** EXERCISE DIRECTIONS **
Reproduce the data exactly.

+ + + + + + +

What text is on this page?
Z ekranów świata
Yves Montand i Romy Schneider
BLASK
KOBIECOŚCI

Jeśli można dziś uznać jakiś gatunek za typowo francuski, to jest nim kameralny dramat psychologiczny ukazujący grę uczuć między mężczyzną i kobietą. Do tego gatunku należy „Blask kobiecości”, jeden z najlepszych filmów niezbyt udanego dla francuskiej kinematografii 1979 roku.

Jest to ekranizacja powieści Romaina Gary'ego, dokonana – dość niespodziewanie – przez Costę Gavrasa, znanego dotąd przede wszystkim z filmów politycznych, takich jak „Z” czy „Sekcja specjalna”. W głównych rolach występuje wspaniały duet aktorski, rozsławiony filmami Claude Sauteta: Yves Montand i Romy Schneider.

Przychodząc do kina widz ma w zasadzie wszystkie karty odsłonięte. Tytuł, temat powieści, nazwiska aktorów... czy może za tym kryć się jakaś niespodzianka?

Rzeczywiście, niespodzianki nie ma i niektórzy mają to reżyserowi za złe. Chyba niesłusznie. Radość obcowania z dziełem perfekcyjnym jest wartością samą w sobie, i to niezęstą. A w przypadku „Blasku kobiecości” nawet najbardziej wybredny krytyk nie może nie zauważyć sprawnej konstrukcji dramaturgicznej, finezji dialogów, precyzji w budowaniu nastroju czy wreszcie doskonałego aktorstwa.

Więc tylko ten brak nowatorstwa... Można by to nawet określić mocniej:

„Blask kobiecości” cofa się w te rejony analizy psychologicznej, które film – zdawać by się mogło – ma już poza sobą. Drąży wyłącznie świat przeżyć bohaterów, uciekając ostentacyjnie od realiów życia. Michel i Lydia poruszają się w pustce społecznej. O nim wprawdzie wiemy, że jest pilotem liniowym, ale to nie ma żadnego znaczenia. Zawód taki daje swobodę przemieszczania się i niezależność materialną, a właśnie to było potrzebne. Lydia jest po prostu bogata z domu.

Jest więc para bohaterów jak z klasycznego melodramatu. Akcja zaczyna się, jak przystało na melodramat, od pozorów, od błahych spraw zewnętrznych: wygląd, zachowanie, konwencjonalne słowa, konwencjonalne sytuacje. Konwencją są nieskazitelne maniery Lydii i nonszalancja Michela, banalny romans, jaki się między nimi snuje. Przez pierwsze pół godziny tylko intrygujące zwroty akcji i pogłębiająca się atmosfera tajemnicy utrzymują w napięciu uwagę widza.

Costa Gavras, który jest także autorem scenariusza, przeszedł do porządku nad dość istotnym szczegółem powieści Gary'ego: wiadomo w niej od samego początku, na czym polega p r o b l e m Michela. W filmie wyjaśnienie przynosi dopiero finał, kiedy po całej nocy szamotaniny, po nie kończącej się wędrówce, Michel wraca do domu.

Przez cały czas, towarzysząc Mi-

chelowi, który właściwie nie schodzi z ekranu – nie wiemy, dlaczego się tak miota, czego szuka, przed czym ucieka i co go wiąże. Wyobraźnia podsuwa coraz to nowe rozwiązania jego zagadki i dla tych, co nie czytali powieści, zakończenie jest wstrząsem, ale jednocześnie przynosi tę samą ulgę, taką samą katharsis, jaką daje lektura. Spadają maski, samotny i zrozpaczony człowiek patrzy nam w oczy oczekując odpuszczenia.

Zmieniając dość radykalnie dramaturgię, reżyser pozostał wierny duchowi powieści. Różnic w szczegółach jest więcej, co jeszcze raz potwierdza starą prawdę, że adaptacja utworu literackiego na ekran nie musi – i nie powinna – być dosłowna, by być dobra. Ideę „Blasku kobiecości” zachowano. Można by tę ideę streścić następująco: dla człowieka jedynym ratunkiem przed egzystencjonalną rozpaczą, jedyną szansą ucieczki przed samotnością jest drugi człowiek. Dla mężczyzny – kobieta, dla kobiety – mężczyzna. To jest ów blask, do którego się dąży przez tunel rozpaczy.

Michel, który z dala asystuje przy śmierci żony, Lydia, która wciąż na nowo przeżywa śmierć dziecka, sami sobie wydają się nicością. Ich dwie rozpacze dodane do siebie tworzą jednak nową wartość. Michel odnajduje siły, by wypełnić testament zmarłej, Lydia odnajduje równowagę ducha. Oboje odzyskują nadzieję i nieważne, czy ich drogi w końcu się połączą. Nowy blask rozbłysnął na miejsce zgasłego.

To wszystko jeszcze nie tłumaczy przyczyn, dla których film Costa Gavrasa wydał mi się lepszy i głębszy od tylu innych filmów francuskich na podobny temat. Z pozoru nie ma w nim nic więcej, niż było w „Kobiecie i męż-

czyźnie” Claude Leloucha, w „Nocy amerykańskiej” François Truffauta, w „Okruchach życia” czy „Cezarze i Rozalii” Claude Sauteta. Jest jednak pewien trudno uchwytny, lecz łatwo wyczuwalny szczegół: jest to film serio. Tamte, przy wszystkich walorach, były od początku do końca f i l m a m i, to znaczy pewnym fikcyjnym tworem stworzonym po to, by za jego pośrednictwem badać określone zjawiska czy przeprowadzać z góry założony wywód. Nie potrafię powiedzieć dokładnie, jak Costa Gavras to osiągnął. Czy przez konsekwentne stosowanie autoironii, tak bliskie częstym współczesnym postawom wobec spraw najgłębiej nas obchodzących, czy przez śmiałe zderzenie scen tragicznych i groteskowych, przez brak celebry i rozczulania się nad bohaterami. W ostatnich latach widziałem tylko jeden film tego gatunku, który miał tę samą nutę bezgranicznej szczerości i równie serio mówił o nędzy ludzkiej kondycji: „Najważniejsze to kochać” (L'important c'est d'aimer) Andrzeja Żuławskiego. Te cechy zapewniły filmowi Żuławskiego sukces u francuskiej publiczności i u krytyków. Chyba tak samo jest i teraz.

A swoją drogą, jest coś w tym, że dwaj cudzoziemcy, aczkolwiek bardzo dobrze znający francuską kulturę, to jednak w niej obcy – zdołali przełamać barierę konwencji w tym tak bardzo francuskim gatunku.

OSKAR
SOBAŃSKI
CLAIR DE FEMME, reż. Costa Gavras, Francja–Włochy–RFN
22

+ + + + + + +

** COMPLETED EXERCISE **
What text is on this page?
Z ekranów świata
Yves Montand i Romy Schneider
BLASK
KOBIECOŚCI

Jeśli można dziś uznać jakiś gatunek za typowo francuski, to jest nim kameralny dramat psychologiczny ukazujący grę uczuć między mężczyzną i kobietą. Do tego gatunku należy „Blask kobiecości”, jeden z najlepszych filmów niezbyt udanego dla francuskiej kinematografii 1979 roku.

Jest to ekranizacja powieści Romaina Gary'ego, dokonana – dość niespodziewanie – przez Costę Gavrasa, znanego dotąd przede wszystkim z filmów politycznych, takich jak „Z” czy „Sekcja specjalna”. W głównych rolach występuje wspaniały duet aktorski, rozsławiony filmami Claude Sauteta: Yves Montand i Romy Schneider.

Przychodząc do kina widz ma w zasadzie wszystkie karty odsłonięte. Tytuł, temat powieści, nazwiska aktorów... czy może za tym kryć się jakaś niespodzianka?

Rzeczywiście, niespodzianki nie ma i niektórzy mają to reżyserowi za złe. Chyba niesłusznie. Radość obcowania z dziełem perfekcyjnym jest wartością samą w sobie, i to niezęstą. A w przypadku „Blasku kobiecości” nawet najbardziej wybredny krytyk nie może nie zauważyć sprawnej konstrukcji dramaturgicznej, finezji dialogów, precyzji w budowaniu nastroju czy wreszcie doskonałego aktorstwa.

Więc tylko ten brak nowatorstwa... Można by to nawet określić mocniej:

„Blask kobiecości” cofa się w te rejony analizy psychologicznej, które film – zdawać by się mogło – ma już poza sobą. Drąży wyłącznie świat przeżyć bohaterów, uciekając ostentacyjnie od realiów życia. Michel i Lydia poruszają się w pustce społecznej. O nim wprawdzie wiemy, że jest pilotem liniowym, ale to nie ma żadnego znaczenia. Zawód taki daje swobodę przemieszczania się i niezależność materialną, a właśnie to było potrzebne. Lydia jest po prostu bogata z domu.

Jest więc para bohaterów jak z klasycznego melodramatu. Akcja zaczyna się, jak przystało na melodramat, od pozorów, od błahych spraw zewnętrznych: wygląd, zachowanie, konwencjonalne słowa, konwencjonalne sytuacje. Konwencją są nieskazitelne maniery Lydii i nonszalancja Michela, banalny romans, jaki się między nimi snuje. Przez pierwsze pół godziny tylko intrygujące zwroty akcji i pogłębiająca się atmosfera tajemnicy utrzymują w napięciu uwagę widza.

Costa Gavras, który jest także autorem scenariusza, przeszedł do porządku nad dość istotnym szczegółem powieści Gary'ego: wiadomo w niej od samego początku, na czym polega p r o b l e m Michela. W filmie wyjaśnienie przynosi dopiero finał, kiedy po całej nocy szamotaniny, po nie kończącej się wędrówce, Michel wraca do domu.

Przez cały czas, towarzysząc Mi-

chelowi, który właściwie nie schodzi z ekranu – nie wiemy, dlaczego się tak miota, czego szuka, przed czym ucieka i co go wiąże. Wyobraźnia podsuwa coraz to nowe rozwiązania jego zagadki i dla tych, co nie czytali powieści, zakończenie jest wstrząsem, ale jednocześnie przynosi tę samą ulgę, taką samą katharsis, jaką daje lektura. Spadają maski, samotny i zrozpaczony człowiek patrzy nam w oczy oczekując odpuszczenia.

Zmieniając dość radykalnie dramaturgię, reżyser pozostał wierny duchowi powieści. Różnic w szczegółach jest więcej, co jeszcze raz potwierdza starą prawdę, że adaptacja utworu literackiego na ekran nie musi – i nie powinna – być dosłowna, by być dobra. Ideę „Blasku kobiecości” zachowano. Można by tę ideę streścić następująco: dla człowieka jedynym ratunkiem przed egzystencjonalną rozpaczą, jedyną szansą ucieczki przed samotnością jest drugi człowiek. Dla mężczyzny – kobieta, dla kobiety – mężczyzna. To jest ów blask, do którego się dąży przez tunel rozpaczy.

Michel, który z dala asystuje przy śmierci żony, Lydia, która wciąż na nowo przeżywa śmierć dziecka, sami sobie wydają się nicością. Ich dwie rozpacze dodane do siebie tworzą jednak nową wartość. Michel odnajduje siły, by wypełnić testament zmarłej, Lydia odnajduje równowagę ducha. Oboje odzyskują nadzieję i nieważne, czy ich drogi w końcu się połączą. Nowy blask rozbłysnął na miejsce zgasłego.

To wszystko jeszcze nie tłumaczy przyczyn, dla których film Costa Gavrasa wydał mi się lepszy i głębszy od tylu innych filmów francuskich na podobny temat. Z pozoru nie ma w nim nic więcej, niż było w „Kobiecie i męż-

czyźnie” Claude Leloucha, w „Nocy amerykańskiej” François Truffauta, w „Okruchach życia” czy „Cezarze i Rozalii” Claude Sauteta. Jest jednak pewien trudno uchwytny, lecz łatwo wyczuwalny szczegół: jest to film serio. Tamte, przy wszystkich walorach, były od początku do końca f i l m a m i, to znaczy pewnym fikcyjnym tworem stworzonym po to, by za jego pośrednictwem badać określone zjawiska czy przeprowadzać z góry założony wywód. Nie potrafię powiedzieć dokładnie, jak Costa Gavras to osiągnął. Czy przez konsekwentne stosowanie autoironii, tak bliskie częstym współczesnym postawom wobec spraw najgłębiej nas obchodzących, czy przez śmiałe zderzenie scen tragicznych i groteskowych, przez brak celebry i rozczulania się nad bohaterami. W ostatnich latach widziałem tylko jeden film tego gatunku, który miał tę samą nutę bezgranicznej szczerości i równie serio mówił o nędzy ludzkiej kondycji: „Najważniejsze to kochać” (L'important c'est d'aimer) Andrzeja Żuławskiego. Te cechy zapewniły filmowi Żuławskiego sukces u francuskiej publiczności i u krytyków. Chyba tak samo jest i teraz.

A swoją drogą, jest coś w tym, że dwaj cudzoziemcy, aczkolwiek bardzo dobrze znający francuską kulturę, to jednak w niej obcy – zdołali przełamać barierę konwencji w tym tak bardzo francuskim gatunku.

OSKAR
SOBAŃSKI
CLAIR DE FEMME, reż. Costa Gavras, Francja–Włochy–RFN
22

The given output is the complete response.